● **Exercise details**: Go through the material below and copy each line where the word "name" appears.

■ ■ ■

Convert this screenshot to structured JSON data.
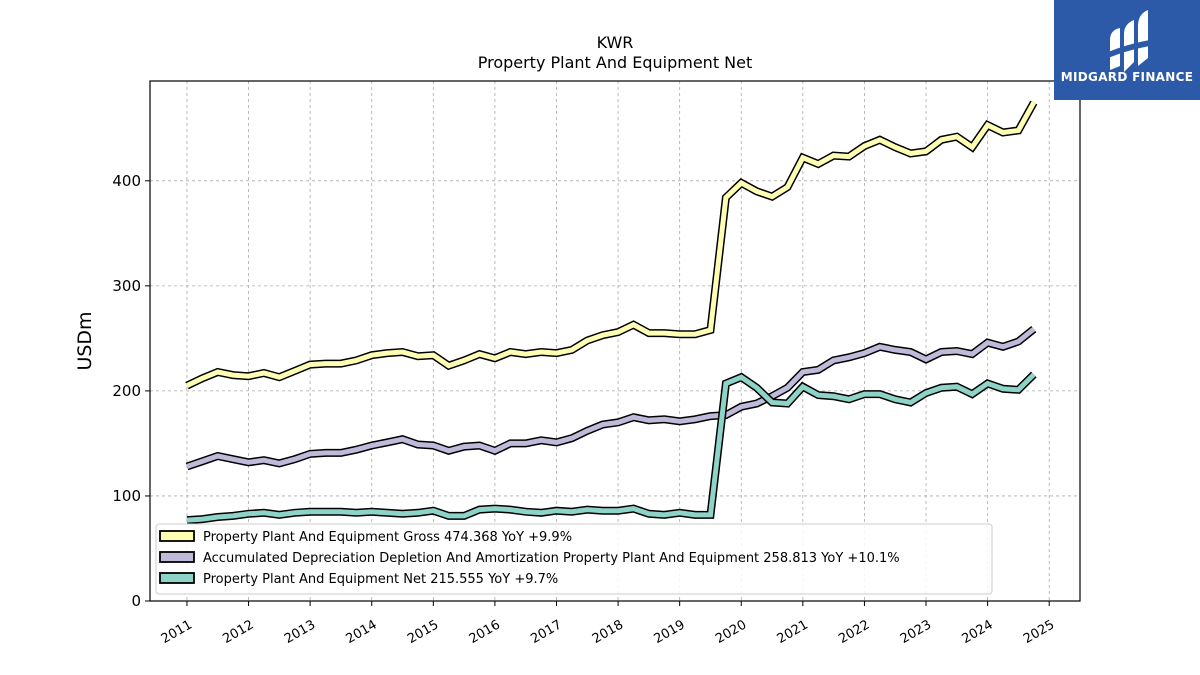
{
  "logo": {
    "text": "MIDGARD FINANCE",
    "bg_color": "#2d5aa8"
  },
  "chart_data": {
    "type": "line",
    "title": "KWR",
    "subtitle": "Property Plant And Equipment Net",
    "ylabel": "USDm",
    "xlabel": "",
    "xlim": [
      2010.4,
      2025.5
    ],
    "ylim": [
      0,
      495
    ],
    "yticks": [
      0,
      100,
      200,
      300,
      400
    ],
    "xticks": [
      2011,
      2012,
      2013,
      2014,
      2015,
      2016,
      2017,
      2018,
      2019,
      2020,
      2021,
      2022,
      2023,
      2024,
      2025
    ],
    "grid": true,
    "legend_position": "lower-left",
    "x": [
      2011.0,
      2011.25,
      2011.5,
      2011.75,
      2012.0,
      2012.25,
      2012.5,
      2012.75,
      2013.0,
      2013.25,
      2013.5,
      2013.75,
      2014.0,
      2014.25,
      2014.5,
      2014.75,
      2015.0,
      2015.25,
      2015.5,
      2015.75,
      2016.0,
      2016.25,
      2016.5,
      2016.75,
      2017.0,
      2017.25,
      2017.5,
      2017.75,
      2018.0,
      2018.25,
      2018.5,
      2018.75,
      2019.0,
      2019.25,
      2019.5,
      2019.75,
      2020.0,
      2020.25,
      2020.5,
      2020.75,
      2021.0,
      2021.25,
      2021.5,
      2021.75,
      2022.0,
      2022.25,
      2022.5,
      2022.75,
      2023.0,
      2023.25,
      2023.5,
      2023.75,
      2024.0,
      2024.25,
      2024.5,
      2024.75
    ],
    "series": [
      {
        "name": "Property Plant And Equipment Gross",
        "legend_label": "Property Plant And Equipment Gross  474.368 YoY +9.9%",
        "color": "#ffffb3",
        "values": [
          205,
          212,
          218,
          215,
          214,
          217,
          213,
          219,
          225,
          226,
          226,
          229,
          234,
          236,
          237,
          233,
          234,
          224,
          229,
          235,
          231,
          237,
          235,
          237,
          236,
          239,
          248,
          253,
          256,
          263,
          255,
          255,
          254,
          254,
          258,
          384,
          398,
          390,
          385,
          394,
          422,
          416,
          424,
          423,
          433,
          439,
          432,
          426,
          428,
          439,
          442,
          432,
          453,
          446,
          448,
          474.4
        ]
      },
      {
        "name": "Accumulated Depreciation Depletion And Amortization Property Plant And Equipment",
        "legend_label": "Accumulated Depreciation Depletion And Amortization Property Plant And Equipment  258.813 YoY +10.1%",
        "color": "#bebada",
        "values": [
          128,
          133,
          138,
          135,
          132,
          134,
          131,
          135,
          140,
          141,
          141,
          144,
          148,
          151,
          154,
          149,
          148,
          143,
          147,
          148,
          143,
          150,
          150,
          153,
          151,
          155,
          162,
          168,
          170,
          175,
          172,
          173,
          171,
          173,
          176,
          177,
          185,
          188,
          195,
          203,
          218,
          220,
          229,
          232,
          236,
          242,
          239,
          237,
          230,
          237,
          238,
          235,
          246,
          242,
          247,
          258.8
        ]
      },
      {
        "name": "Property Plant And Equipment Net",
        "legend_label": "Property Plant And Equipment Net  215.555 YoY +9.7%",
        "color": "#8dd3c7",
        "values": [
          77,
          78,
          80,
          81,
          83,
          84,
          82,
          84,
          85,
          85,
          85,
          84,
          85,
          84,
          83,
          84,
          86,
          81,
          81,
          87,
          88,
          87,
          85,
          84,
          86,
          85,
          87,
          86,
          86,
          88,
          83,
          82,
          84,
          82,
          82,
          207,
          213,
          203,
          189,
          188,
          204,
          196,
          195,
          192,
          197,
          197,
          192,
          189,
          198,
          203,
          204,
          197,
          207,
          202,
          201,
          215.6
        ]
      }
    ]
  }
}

■ ■ ■

● **Written response**:
        "name": "Property Plant And Equipment Gross",
        "name": "Accumulated Depreciation Depletion And Amortization Property Plant And Equipment",
        "name": "Property Plant And Equipment Net",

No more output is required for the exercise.